DIRECTIONS: Reproduce the records below exactly as given.

[Collected data entries]
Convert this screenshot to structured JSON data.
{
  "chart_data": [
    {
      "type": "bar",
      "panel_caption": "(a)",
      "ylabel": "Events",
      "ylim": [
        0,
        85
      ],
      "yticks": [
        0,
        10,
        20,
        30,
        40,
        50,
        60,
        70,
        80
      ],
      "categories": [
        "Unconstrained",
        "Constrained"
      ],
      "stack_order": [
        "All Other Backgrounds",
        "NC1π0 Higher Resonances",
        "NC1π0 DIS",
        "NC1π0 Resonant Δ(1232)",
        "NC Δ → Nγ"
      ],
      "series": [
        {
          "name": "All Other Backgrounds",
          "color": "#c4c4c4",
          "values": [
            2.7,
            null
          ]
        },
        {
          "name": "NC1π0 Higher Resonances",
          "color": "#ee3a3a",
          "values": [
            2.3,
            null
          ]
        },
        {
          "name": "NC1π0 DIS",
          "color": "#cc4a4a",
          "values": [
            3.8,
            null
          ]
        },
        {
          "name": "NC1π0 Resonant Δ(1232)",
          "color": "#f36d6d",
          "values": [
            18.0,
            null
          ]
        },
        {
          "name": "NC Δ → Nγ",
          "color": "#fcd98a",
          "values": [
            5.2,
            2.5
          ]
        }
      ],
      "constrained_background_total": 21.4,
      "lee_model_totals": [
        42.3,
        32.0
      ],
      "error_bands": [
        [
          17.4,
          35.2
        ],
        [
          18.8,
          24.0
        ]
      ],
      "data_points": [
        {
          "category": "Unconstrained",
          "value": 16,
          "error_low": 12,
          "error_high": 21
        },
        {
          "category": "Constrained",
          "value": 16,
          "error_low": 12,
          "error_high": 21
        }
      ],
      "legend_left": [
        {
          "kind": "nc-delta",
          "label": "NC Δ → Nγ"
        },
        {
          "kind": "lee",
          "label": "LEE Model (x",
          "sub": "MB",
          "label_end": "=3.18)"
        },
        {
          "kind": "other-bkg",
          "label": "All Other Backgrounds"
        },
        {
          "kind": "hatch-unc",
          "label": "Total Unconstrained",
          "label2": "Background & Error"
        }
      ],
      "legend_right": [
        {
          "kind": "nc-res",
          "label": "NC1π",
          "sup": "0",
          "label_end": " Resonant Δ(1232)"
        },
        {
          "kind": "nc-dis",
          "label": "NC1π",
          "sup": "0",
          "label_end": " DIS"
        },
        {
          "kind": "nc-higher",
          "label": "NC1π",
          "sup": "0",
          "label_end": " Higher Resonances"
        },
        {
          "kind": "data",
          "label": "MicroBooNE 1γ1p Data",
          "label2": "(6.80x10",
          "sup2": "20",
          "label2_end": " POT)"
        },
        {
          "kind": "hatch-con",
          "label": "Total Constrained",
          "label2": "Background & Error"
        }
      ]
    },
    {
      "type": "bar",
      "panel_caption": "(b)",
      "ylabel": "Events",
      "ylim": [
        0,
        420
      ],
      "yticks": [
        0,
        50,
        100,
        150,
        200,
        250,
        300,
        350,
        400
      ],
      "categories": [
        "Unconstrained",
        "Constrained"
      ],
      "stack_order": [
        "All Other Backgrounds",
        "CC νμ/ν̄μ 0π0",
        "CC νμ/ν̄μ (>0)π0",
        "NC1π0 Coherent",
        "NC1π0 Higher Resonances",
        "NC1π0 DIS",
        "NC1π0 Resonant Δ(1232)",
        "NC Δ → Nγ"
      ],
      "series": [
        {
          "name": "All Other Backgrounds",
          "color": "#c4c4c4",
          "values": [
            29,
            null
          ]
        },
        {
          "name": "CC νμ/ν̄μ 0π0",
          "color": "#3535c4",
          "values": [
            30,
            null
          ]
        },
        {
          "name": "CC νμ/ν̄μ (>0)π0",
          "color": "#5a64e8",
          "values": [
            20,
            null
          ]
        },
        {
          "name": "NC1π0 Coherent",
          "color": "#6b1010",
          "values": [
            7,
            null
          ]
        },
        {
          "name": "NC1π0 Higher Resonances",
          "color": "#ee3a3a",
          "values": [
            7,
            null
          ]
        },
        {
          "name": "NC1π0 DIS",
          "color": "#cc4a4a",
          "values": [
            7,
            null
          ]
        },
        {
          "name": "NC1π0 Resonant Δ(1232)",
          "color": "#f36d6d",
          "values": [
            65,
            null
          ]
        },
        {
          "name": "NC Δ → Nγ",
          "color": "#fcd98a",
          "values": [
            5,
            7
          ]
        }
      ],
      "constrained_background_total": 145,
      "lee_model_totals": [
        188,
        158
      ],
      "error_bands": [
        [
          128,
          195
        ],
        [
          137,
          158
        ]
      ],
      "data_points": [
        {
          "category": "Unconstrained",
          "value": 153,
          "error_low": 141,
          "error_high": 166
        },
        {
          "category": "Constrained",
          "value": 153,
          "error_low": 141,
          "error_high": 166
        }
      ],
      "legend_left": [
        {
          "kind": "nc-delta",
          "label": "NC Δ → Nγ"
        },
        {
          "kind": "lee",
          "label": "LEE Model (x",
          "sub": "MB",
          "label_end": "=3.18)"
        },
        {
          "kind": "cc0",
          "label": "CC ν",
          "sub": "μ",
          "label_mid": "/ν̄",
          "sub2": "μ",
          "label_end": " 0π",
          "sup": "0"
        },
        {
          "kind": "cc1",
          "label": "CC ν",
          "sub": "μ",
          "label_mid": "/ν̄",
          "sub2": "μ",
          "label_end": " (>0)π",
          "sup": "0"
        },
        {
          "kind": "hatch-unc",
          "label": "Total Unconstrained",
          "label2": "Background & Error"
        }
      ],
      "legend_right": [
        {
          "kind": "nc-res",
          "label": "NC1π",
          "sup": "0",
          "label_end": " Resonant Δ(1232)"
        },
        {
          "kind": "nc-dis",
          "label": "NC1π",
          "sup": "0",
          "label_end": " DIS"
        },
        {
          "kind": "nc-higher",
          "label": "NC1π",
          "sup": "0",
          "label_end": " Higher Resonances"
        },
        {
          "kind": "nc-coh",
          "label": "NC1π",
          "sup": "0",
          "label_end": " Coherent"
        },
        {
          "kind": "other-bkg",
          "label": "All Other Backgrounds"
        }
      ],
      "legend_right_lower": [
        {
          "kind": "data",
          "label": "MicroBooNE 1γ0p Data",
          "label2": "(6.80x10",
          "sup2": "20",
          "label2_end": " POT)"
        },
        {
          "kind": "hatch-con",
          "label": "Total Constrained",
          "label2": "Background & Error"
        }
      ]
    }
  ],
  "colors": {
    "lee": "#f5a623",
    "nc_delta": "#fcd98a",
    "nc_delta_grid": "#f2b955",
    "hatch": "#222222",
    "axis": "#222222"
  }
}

TASK SOLUTION:
Convert this screenshot to structured JSON data.
{
  "chart_data": [
    {
      "type": "bar",
      "panel_caption": "(a)",
      "ylabel": "Events",
      "ylim": [
        0,
        85
      ],
      "yticks": [
        0,
        10,
        20,
        30,
        40,
        50,
        60,
        70,
        80
      ],
      "categories": [
        "Unconstrained",
        "Constrained"
      ],
      "stack_order": [
        "All Other Backgrounds",
        "NC1π0 Higher Resonances",
        "NC1π0 DIS",
        "NC1π0 Resonant Δ(1232)",
        "NC Δ → Nγ"
      ],
      "series": [
        {
          "name": "All Other Backgrounds",
          "color": "#c4c4c4",
          "values": [
            2.7,
            null
          ]
        },
        {
          "name": "NC1π0 Higher Resonances",
          "color": "#ee3a3a",
          "values": [
            2.3,
            null
          ]
        },
        {
          "name": "NC1π0 DIS",
          "color": "#cc4a4a",
          "values": [
            3.8,
            null
          ]
        },
        {
          "name": "NC1π0 Resonant Δ(1232)",
          "color": "#f36d6d",
          "values": [
            18.0,
            null
          ]
        },
        {
          "name": "NC Δ → Nγ",
          "color": "#fcd98a",
          "values": [
            5.2,
            2.5
          ]
        }
      ],
      "constrained_background_total": 21.4,
      "lee_model_totals": [
        42.3,
        32.0
      ],
      "error_bands": [
        [
          17.4,
          35.2
        ],
        [
          18.8,
          24.0
        ]
      ],
      "data_points": [
        {
          "category": "Unconstrained",
          "value": 16,
          "error_low": 12,
          "error_high": 21
        },
        {
          "category": "Constrained",
          "value": 16,
          "error_low": 12,
          "error_high": 21
        }
      ],
      "legend_left": [
        {
          "kind": "nc-delta",
          "label": "NC Δ → Nγ"
        },
        {
          "kind": "lee",
          "label": "LEE Model (x",
          "sub": "MB",
          "label_end": "=3.18)"
        },
        {
          "kind": "other-bkg",
          "label": "All Other Backgrounds"
        },
        {
          "kind": "hatch-unc",
          "label": "Total Unconstrained",
          "label2": "Background & Error"
        }
      ],
      "legend_right": [
        {
          "kind": "nc-res",
          "label": "NC1π",
          "sup": "0",
          "label_end": " Resonant Δ(1232)"
        },
        {
          "kind": "nc-dis",
          "label": "NC1π",
          "sup": "0",
          "label_end": " DIS"
        },
        {
          "kind": "nc-higher",
          "label": "NC1π",
          "sup": "0",
          "label_end": " Higher Resonances"
        },
        {
          "kind": "data",
          "label": "MicroBooNE 1γ1p Data",
          "label2": "(6.80x10",
          "sup2": "20",
          "label2_end": " POT)"
        },
        {
          "kind": "hatch-con",
          "label": "Total Constrained",
          "label2": "Background & Error"
        }
      ]
    },
    {
      "type": "bar",
      "panel_caption": "(b)",
      "ylabel": "Events",
      "ylim": [
        0,
        420
      ],
      "yticks": [
        0,
        50,
        100,
        150,
        200,
        250,
        300,
        350,
        400
      ],
      "categories": [
        "Unconstrained",
        "Constrained"
      ],
      "stack_order": [
        "All Other Backgrounds",
        "CC νμ/ν̄μ 0π0",
        "CC νμ/ν̄μ (>0)π0",
        "NC1π0 Coherent",
        "NC1π0 Higher Resonances",
        "NC1π0 DIS",
        "NC1π0 Resonant Δ(1232)",
        "NC Δ → Nγ"
      ],
      "series": [
        {
          "name": "All Other Backgrounds",
          "color": "#c4c4c4",
          "values": [
            29,
            null
          ]
        },
        {
          "name": "CC νμ/ν̄μ 0π0",
          "color": "#3535c4",
          "values": [
            30,
            null
          ]
        },
        {
          "name": "CC νμ/ν̄μ (>0)π0",
          "color": "#5a64e8",
          "values": [
            20,
            null
          ]
        },
        {
          "name": "NC1π0 Coherent",
          "color": "#6b1010",
          "values": [
            7,
            null
          ]
        },
        {
          "name": "NC1π0 Higher Resonances",
          "color": "#ee3a3a",
          "values": [
            7,
            null
          ]
        },
        {
          "name": "NC1π0 DIS",
          "color": "#cc4a4a",
          "values": [
            7,
            null
          ]
        },
        {
          "name": "NC1π0 Resonant Δ(1232)",
          "color": "#f36d6d",
          "values": [
            65,
            null
          ]
        },
        {
          "name": "NC Δ → Nγ",
          "color": "#fcd98a",
          "values": [
            5,
            7
          ]
        }
      ],
      "constrained_background_total": 145,
      "lee_model_totals": [
        188,
        158
      ],
      "error_bands": [
        [
          128,
          195
        ],
        [
          137,
          158
        ]
      ],
      "data_points": [
        {
          "category": "Unconstrained",
          "value": 153,
          "error_low": 141,
          "error_high": 166
        },
        {
          "category": "Constrained",
          "value": 153,
          "error_low": 141,
          "error_high": 166
        }
      ],
      "legend_left": [
        {
          "kind": "nc-delta",
          "label": "NC Δ → Nγ"
        },
        {
          "kind": "lee",
          "label": "LEE Model (x",
          "sub": "MB",
          "label_end": "=3.18)"
        },
        {
          "kind": "cc0",
          "label": "CC ν",
          "sub": "μ",
          "label_mid": "/ν̄",
          "sub2": "μ",
          "label_end": " 0π",
          "sup": "0"
        },
        {
          "kind": "cc1",
          "label": "CC ν",
          "sub": "μ",
          "label_mid": "/ν̄",
          "sub2": "μ",
          "label_end": " (>0)π",
          "sup": "0"
        },
        {
          "kind": "hatch-unc",
          "label": "Total Unconstrained",
          "label2": "Background & Error"
        }
      ],
      "legend_right": [
        {
          "kind": "nc-res",
          "label": "NC1π",
          "sup": "0",
          "label_end": " Resonant Δ(1232)"
        },
        {
          "kind": "nc-dis",
          "label": "NC1π",
          "sup": "0",
          "label_end": " DIS"
        },
        {
          "kind": "nc-higher",
          "label": "NC1π",
          "sup": "0",
          "label_end": " Higher Resonances"
        },
        {
          "kind": "nc-coh",
          "label": "NC1π",
          "sup": "0",
          "label_end": " Coherent"
        },
        {
          "kind": "other-bkg",
          "label": "All Other Backgrounds"
        }
      ],
      "legend_right_lower": [
        {
          "kind": "data",
          "label": "MicroBooNE 1γ0p Data",
          "label2": "(6.80x10",
          "sup2": "20",
          "label2_end": " POT)"
        },
        {
          "kind": "hatch-con",
          "label": "Total Constrained",
          "label2": "Background & Error"
        }
      ]
    }
  ],
  "colors": {
    "lee": "#f5a623",
    "nc_delta": "#fcd98a",
    "nc_delta_grid": "#f2b955",
    "hatch": "#222222",
    "axis": "#222222"
  }
}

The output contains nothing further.